▶ **What you need to do**:
Pull out every line below that contains the word "Astrometrica".

========================================

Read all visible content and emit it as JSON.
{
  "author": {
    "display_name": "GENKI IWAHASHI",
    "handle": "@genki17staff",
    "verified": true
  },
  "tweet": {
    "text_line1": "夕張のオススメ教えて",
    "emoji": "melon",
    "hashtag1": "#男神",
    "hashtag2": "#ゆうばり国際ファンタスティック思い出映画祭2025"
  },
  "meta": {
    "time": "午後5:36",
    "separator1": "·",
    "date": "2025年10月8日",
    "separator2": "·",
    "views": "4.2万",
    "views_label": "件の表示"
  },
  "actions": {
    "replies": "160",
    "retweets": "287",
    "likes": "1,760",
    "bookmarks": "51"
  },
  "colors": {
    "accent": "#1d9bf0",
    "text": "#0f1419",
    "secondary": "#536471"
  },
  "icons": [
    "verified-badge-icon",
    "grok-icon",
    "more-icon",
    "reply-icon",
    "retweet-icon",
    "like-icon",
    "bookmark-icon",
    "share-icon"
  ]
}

========================================

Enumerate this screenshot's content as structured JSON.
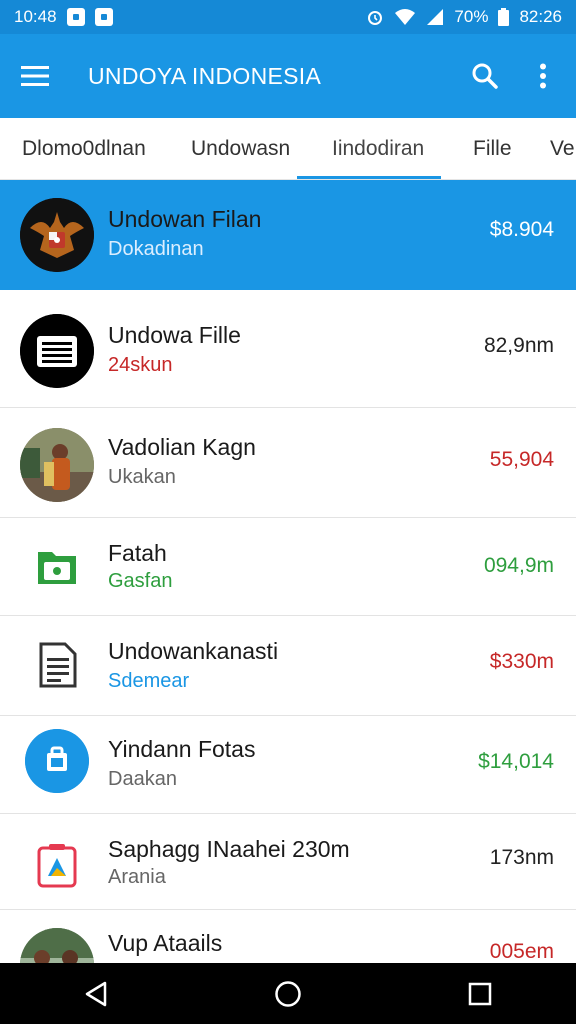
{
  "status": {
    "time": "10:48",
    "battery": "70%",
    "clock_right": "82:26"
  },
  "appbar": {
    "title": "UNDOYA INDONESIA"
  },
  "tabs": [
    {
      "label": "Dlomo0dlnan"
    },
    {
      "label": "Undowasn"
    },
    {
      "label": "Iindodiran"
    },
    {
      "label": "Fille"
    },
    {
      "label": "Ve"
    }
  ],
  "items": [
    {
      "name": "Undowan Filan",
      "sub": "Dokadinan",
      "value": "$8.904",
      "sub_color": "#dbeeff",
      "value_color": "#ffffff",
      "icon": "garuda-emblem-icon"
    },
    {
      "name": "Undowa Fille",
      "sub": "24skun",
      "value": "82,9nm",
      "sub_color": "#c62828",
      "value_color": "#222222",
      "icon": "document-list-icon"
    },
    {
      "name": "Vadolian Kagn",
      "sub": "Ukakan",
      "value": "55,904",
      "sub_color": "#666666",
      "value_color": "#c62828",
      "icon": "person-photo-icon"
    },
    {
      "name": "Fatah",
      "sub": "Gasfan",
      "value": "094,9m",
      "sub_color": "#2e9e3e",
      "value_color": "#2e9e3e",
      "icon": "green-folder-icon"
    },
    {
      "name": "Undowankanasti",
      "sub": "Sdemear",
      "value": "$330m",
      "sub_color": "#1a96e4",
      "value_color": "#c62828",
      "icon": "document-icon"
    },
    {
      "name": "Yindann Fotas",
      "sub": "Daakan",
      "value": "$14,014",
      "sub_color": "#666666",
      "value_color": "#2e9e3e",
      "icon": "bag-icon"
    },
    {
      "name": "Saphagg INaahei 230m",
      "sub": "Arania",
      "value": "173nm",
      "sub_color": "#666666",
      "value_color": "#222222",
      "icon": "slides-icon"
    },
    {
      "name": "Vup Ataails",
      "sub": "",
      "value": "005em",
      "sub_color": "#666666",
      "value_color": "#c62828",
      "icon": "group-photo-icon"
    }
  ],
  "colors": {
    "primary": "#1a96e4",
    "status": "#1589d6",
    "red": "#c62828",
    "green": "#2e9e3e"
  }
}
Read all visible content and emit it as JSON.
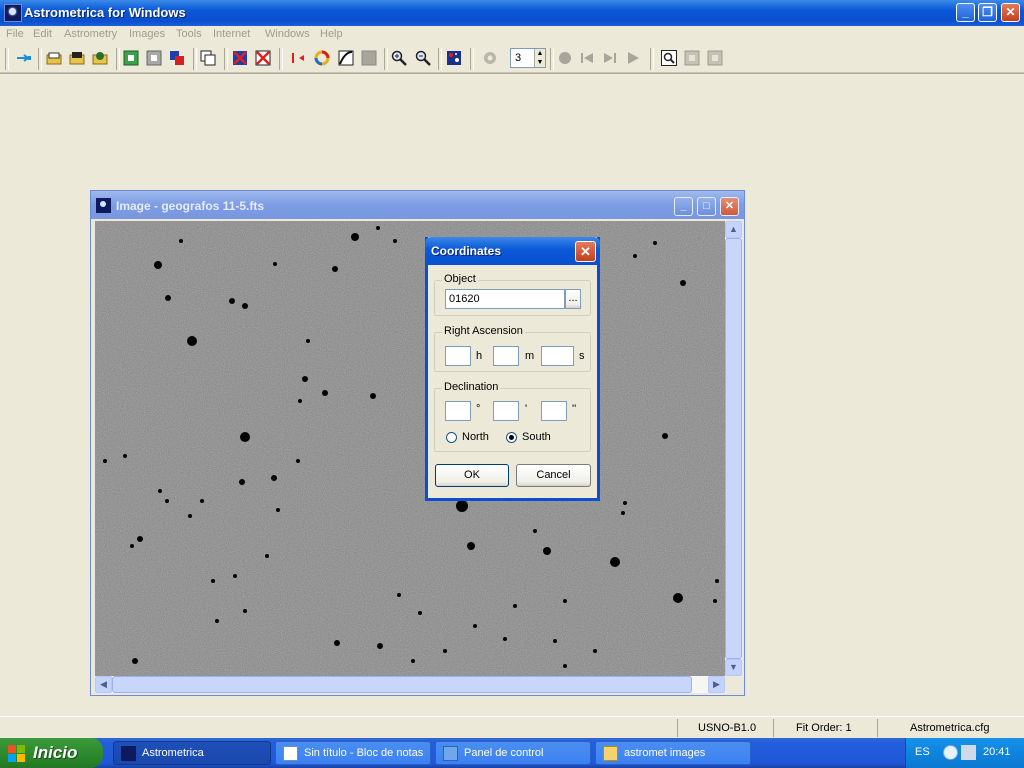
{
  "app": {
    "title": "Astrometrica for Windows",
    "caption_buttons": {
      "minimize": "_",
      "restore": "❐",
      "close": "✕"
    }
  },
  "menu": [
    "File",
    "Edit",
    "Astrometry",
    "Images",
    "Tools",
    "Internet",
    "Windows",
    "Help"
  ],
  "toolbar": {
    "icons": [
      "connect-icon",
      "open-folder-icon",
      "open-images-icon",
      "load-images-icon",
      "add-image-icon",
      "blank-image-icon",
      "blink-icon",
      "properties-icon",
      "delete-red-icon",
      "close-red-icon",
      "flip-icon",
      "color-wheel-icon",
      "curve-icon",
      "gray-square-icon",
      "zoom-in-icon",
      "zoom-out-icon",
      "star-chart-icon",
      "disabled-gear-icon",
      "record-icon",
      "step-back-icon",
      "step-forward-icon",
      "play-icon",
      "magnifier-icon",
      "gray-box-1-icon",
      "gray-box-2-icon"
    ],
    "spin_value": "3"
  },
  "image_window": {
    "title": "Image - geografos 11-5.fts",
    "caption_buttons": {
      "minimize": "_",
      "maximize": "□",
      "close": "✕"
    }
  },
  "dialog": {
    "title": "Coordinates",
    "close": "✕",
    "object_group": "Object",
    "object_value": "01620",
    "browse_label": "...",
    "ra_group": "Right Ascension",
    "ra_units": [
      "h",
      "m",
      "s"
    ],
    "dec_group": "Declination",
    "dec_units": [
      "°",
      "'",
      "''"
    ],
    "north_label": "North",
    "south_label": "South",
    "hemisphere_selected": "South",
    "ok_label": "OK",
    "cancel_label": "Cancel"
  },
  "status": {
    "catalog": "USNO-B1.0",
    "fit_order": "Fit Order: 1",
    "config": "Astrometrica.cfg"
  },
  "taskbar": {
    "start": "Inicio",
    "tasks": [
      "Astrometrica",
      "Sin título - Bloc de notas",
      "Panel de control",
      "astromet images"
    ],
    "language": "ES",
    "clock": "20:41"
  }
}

========================================

▶ **Solution to this exercise**:
    "title": "Astrometrica for Windows",
    "config": "Astrometrica.cfg"
      "Astrometrica",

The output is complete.